• **YOUR TASK**
Put everything from the start of the records down to the line that contains "article-title: SALGIN SÜRECİNDE", both ends included, into a Markdown table with the columns Number and Line. Give each line its own row, and leave out blank lines.

• **DATA FOR PROCESSING**

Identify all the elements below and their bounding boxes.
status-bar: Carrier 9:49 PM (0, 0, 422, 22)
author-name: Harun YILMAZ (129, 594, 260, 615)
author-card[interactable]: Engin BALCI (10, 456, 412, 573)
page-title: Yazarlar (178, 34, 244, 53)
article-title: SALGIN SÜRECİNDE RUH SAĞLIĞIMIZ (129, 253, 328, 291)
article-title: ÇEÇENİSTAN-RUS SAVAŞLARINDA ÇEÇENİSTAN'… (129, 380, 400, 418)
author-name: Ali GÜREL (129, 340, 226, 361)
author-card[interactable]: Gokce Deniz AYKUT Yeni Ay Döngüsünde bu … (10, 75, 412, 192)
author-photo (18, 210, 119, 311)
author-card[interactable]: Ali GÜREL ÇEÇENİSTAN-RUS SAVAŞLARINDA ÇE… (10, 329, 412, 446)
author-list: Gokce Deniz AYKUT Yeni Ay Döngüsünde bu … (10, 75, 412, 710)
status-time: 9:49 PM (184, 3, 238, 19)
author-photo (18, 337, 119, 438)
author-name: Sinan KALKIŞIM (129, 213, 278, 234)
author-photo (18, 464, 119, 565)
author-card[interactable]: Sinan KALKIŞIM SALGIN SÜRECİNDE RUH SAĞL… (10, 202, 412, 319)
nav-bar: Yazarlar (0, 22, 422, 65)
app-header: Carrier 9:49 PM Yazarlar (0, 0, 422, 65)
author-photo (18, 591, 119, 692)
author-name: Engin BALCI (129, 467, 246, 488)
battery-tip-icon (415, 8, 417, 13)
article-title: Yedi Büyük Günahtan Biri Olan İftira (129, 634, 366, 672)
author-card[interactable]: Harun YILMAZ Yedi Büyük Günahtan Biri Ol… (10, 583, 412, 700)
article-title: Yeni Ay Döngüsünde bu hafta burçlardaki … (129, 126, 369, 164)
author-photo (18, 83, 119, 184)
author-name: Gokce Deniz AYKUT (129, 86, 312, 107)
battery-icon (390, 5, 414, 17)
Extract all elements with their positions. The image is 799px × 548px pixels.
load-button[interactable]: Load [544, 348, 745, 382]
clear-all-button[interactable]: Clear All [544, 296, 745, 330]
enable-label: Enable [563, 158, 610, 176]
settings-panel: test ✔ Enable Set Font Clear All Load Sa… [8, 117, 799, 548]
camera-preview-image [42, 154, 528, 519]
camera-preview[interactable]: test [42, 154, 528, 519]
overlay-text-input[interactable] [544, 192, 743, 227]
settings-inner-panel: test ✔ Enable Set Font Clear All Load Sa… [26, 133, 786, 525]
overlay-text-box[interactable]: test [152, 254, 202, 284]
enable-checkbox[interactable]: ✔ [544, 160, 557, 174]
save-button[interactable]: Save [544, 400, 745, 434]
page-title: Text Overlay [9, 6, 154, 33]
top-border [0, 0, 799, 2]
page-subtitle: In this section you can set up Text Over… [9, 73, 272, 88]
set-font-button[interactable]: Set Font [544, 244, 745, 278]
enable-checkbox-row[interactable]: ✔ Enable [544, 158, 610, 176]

• **COMPLETE ANSWER**
| Number | Line |
|---|---|
| 1 | Identify all the elements below and their bounding boxes. |
| 2 | status-bar: Carrier 9:49 PM (0, 0, 422, 22) |
| 3 | author-name: Harun YILMAZ (129, 594, 260, 615) |
| 4 | author-card[interactable]: Engin BALCI (10, 456, 412, 573) |
| 5 | page-title: Yazarlar (178, 34, 244, 53) |
| 6 | article-title: SALGIN SÜRECİNDE RUH SAĞLIĞIMIZ (129, 253, 328, 291) |